# Aim of the exercise
Go through the material and pull out every line with the string "根据本合同约定进行投资开发" in it.

* Begin Extracted information *

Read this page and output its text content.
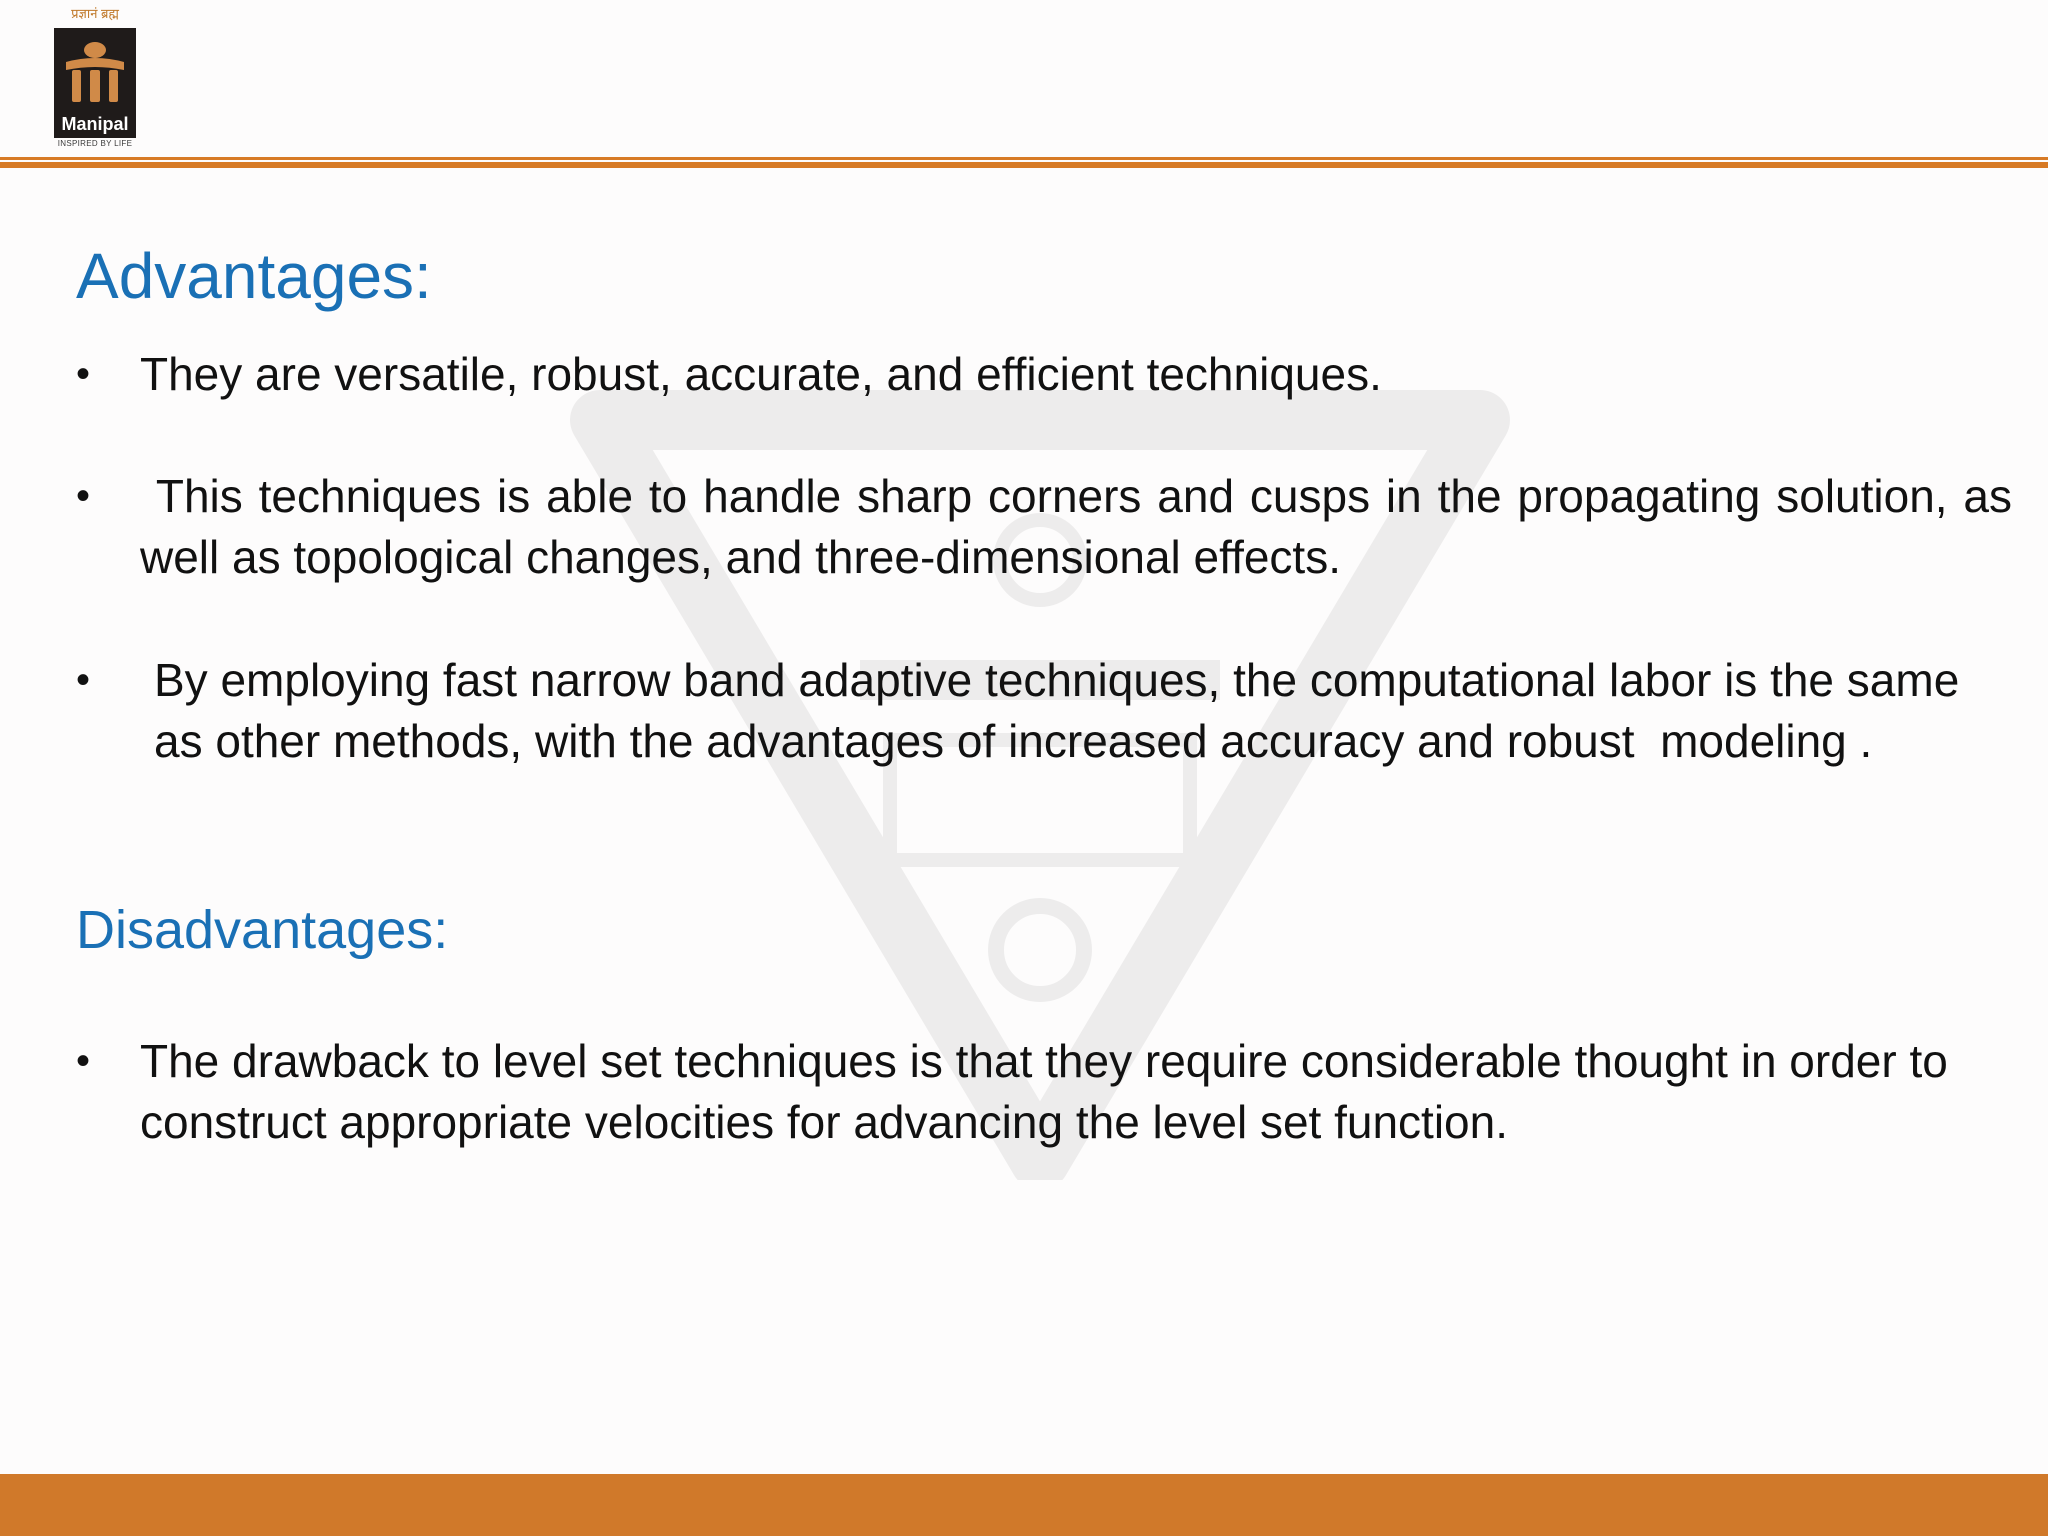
प्रज्ञानं ब्रह्म
Manipal
INSPIRED BY LIFE
Advantages:
•	They are versatile, robust, accurate, and efficient techniques.
•	This techniques is able to handle sharp corners and cusps in the propagating solution, as well as topological changes, and three-dimensional effects.
•	By employing fast narrow band adaptive techniques, the computational labor is the same as other methods, with the advantages of increased accuracy and robust  modeling .
Disadvantages:
•	The drawback to level set techniques is that they require considerable thought in order to construct appropriate velocities for advancing the level set function.
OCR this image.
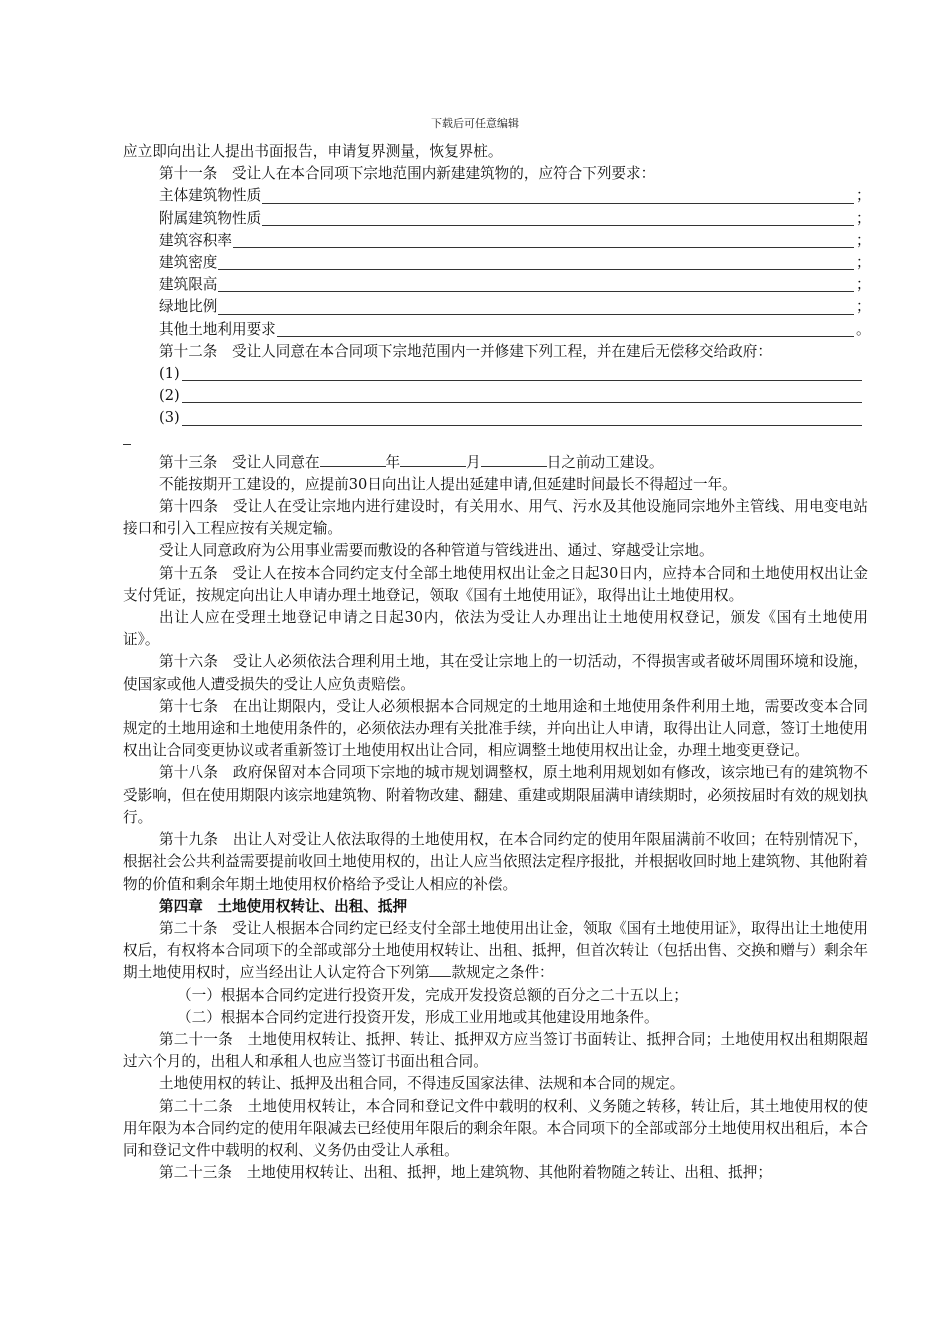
下载后可任意编辑

应立即向出让人提出书面报告，申请复界测量，恢复界桩。

第十一条　受让人在本合同项下宗地范围内新建建筑物的，应符合下列要求：

主体建筑物性质	；
附属建筑物性质	；
建筑容积率	；
建筑密度	；
建筑限高	；
绿地比例	；
其他土地利用要求	。

第十二条　受让人同意在本合同项下宗地范围内一并修建下列工程，并在建后无偿移交给政府：

(1)
(2)
(3)

第十三条　受让人同意在	年	月	日之前动工建设。

不能按期开工建设的，应提前30日向出让人提出延建申请,但延建时间最长不得超过一年。

第十四条　受让人在受让宗地内进行建设时，有关用水、用气、污水及其他设施同宗地外主管线、用电变电站接口和引入工程应按有关规定输。

受让人同意政府为公用事业需要而敷设的各种管道与管线进出、通过、穿越受让宗地。

第十五条　受让人在按本合同约定支付全部土地使用权出让金之日起30日内，应持本合同和土地使用权出让金支付凭证，按规定向出让人申请办理土地登记，领取《国有土地使用证》，取得出让土地使用权。

出让人应在受理土地登记申请之日起30内，依法为受让人办理出让土地使用权登记，颁发《国有土地使用证》。

第十六条　受让人必须依法合理利用土地，其在受让宗地上的一切活动，不得损害或者破坏周围环境和设施，使国家或他人遭受损失的受让人应负责赔偿。

第十七条　在出让期限内，受让人必须根据本合同规定的土地用途和土地使用条件利用土地，需要改变本合同规定的土地用途和土地使用条件的，必须依法办理有关批准手续，并向出让人申请，取得出让人同意，签订土地使用权出让合同变更协议或者重新签订土地使用权出让合同，相应调整土地使用权出让金，办理土地变更登记。

第十八条　政府保留对本合同项下宗地的城市规划调整权，原土地利用规划如有修改，该宗地已有的建筑物不受影响，但在使用期限内该宗地建筑物、附着物改建、翻建、重建或期限届满申请续期时，必须按届时有效的规划执行。

第十九条　出让人对受让人依法取得的土地使用权，在本合同约定的使用年限届满前不收回；在特别情况下，根据社会公共利益需要提前收回土地使用权的，出让人应当依照法定程序报批，并根据收回时地上建筑物、其他附着物的价值和剩余年期土地使用权价格给予受让人相应的补偿。

第四章　土地使用权转让、出租、抵押

第二十条　受让人根据本合同约定已经支付全部土地使用出让金，领取《国有土地使用证》，取得出让土地使用权后，有权将本合同项下的全部或部分土地使用权转让、出租、抵押，但首次转让（包括出售、交换和赠与）剩余年期土地使用权时，应当经出让人认定符合下列第 款规定之条件：

（一）根据本合同约定进行投资开发，完成开发投资总额的百分之二十五以上；

（二）根据本合同约定进行投资开发，形成工业用地或其他建设用地条件。

第二十一条　土地使用权转让、抵押、转让、抵押双方应当签订书面转让、抵押合同；土地使用权出租期限超过六个月的，出租人和承租人也应当签订书面出租合同。

土地使用权的转让、抵押及出租合同，不得违反国家法律、法规和本合同的规定。

第二十二条　土地使用权转让，本合同和登记文件中载明的权利、义务随之转移，转让后，其土地使用权的使用年限为本合同约定的使用年限减去已经使用年限后的剩余年限。本合同项下的全部或部分土地使用权出租后，本合同和登记文件中载明的权利、义务仍由受让人承租。

第二十三条　土地使用权转让、出租、抵押，地上建筑物、其他附着物随之转让、出租、抵押；
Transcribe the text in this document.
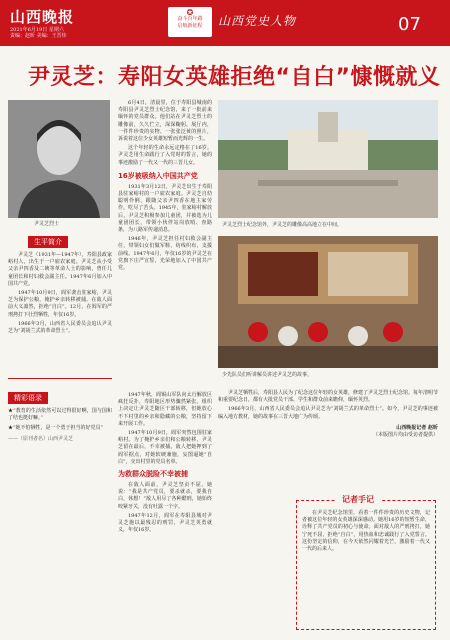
山西晚报
2021年6月19日 星期六
责编：赵昕 美编：王晋炜
✪
奋斗百年路
启航新征程	山西党史人物	07
尹灵芝：寿阳女英雄拒绝“自白”慷慨就义
尹灵芝烈士
生平简介

尹灵芝（1931年—1947年），寿阳县政家峪村人，出生于一户雇农家庭。尹灵芝从小受父亲尹四香及二姨等革命人士的影响，曾任儿童团长和村妇救会副主任。1947年6月加入中国共产党。

1947年10月9日，阎军袭击驻家峪，尹灵芝为保护公粮，掩护乡亲转移被捕。在敌人面前大义凛然，拒绝“自白”。12月，在阎军的严刑拷打下壮烈牺牲，年仅16岁。

1966年3月，山西省人民委员会追认尹灵芝为“刘胡兰式的革命烈士”。

精彩语录

★“教育的生活依然可以过得很好啊，国与国和了结也挺好嘛。”

★“她不怕牺牲，是一个勇于担当的好党员”

——（原刊者名）山西尹灵芝

6月4日，清晨里，位于寿阳县城南的寿阳县尹灵芝烈士纪念馆，来了一批前来缅怀的党员群众。他们站在尹灵芝烈士的雕像前，久久伫立，深深鞠躬。展厅内，一件件珍贵的实物、一张张泛黄的照片，诉说着这位少女英雄短暂而光辉的一生。

这个年轻的生命永远定格在了16岁。尹灵芝用生命践行了入党时的誓言，她的事迹激励了一代又一代的三晋儿女。

16岁被吸纳入中国共产党

1931年3月12日，尹灵芝出生于寿阳县驻家峪村的一户雇农家庭。尹灵芝自幼聪明伶俐，跟随父亲尹四香在地主家劳作，吃尽了苦头。1945年，驻家峪村解放后，尹灵芝积极参加儿童团，并被选为儿童团团长，带领小伙伴站岗放哨、查路条，为八路军传递消息。

1946年，尹灵芝担任村妇救会副主任，带领妇女们做军鞋、纺线织布，支援前线。1947年6月，年仅16岁的尹灵芝在党旗下庄严宣誓，光荣地加入了中国共产党。

1947年秋，阎锡山军队向太行解放区疯狂反扑，寿阳地区形势骤然紧张。组织上决定让尹灵芝随区干部转移，但她放心不下村里的乡亲和隐藏的公粮，坚持留下来开展工作。

1947年10月9日，阎军突然包围驻家峪村。为了掩护乡亲们和公粮转移，尹灵芝留在最后，不幸被捕。敌人把她押到了阎军据点，对她软硬兼施，妄图逼她“自白”，交出村里的党员名单。

为救群众脱险不幸被捕

在敌人面前，尹灵芝坚贞不屈，她说：“我是共产党员，要杀就杀，要我自白，休想！”敌人用尽了各种酷刑，她始终咬紧牙关，没有吐露一个字。

1947年12月，阎军在寿阳县城对尹灵芝施以最残忍的刑罚，尹灵芝英勇就义，年仅16岁。

尹灵芝烈士纪念馆外，尹灵芝的雕像高高地立在中间。
少先队员们听讲解员讲述尹灵芝的故事。

尹灵芝牺牲后，寿阳县人民为了纪念这位年轻的女英雄，修建了尹灵芝烈士纪念馆。每年清明节和重要纪念日，都有大批党员干部、学生和群众前来瞻仰，缅怀英烈。

1966年3月，山西省人民委员会追认尹灵芝为“刘胡兰式的革命烈士”。如今，尹灵芝的事迹被编入地方教材，她的故事在三晋大地广为传颂。

山西晚报记者 赵昕
（本版图片均由受访者提供）
记者手记
在尹灵芝纪念馆里，看着一件件珍贵的历史文物，记者被这位年轻的女英雄深深感动。她用16岁的短暂生命，诠释了共产党员的初心与使命。面对敌人的严刑拷打，她宁死不屈，拒绝“自白”，用热血和忠诚践行了入党誓言。这份坚定的信仰，在今天依然闪耀着光芒，激励着一代又一代的后来人。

* End Extracted information *

# Result of the task
（一）根据本合同约定进行投资开发，完成开发投资总额的百分之二十五以上；
（二）根据本合同约定进行投资开发，形成工业用地或其他建设用地条件。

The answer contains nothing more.